Records that describe figures:
________________
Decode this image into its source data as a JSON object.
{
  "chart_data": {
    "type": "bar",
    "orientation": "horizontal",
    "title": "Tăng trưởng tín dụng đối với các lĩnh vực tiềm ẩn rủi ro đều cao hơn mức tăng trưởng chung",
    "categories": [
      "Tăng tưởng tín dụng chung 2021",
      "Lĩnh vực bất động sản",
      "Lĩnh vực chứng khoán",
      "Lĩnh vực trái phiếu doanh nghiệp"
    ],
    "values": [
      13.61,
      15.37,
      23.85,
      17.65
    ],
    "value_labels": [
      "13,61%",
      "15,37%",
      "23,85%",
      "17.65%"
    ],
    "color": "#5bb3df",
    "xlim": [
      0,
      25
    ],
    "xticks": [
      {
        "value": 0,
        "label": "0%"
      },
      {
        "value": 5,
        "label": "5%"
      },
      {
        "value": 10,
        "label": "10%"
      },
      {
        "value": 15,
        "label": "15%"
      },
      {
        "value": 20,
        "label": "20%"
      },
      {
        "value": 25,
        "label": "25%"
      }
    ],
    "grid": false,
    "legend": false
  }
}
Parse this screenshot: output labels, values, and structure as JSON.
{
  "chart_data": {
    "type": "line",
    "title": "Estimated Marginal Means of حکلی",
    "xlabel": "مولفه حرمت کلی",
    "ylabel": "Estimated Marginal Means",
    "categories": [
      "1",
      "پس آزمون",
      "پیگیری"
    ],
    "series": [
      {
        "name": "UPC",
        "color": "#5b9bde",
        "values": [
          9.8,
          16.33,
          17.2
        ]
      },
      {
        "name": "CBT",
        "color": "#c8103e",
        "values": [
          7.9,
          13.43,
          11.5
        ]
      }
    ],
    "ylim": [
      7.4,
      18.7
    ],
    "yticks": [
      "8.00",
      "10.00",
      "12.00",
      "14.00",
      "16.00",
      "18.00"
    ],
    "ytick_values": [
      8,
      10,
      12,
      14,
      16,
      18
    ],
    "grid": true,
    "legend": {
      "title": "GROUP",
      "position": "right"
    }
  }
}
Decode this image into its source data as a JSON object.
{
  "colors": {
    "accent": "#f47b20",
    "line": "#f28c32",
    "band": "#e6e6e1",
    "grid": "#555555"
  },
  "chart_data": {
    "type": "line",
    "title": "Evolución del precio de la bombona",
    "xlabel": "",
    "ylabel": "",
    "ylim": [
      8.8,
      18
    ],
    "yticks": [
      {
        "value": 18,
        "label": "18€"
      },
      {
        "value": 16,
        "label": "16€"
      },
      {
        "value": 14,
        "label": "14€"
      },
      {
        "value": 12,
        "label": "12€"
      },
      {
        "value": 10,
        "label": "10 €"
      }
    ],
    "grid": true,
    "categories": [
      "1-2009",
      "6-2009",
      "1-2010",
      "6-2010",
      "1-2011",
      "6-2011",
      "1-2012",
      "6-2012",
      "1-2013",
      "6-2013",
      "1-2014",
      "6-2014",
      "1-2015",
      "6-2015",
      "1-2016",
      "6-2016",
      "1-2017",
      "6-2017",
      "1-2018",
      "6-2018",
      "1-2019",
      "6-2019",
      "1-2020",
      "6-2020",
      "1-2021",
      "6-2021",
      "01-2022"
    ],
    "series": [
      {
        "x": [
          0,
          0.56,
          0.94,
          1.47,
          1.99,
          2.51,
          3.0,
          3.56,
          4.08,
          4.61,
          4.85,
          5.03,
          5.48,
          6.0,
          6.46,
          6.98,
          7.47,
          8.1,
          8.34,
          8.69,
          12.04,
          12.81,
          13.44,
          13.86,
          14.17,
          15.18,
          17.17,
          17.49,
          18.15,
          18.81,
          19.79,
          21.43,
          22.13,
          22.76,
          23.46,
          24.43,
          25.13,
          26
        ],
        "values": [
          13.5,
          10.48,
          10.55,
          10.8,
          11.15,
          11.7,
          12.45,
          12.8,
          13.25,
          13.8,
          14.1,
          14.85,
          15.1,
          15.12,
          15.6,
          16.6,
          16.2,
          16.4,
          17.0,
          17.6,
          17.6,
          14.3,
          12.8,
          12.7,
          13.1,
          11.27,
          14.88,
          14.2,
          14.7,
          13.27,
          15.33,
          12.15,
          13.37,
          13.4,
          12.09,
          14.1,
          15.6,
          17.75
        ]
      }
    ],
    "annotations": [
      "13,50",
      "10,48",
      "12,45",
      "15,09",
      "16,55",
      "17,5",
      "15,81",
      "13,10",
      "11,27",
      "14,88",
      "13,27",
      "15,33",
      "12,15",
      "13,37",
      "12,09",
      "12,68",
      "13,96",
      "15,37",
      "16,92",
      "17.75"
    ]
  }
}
________________
Set problem: Search the data for "chung" and list every line in which it occurs.

Answer for the task:
    "title": "Tăng trưởng tín dụng đối với các lĩnh vực tiềm ẩn rủi ro đều cao hơn mức tăng trưởng chung",
      "Tăng tưởng tín dụng chung 2021",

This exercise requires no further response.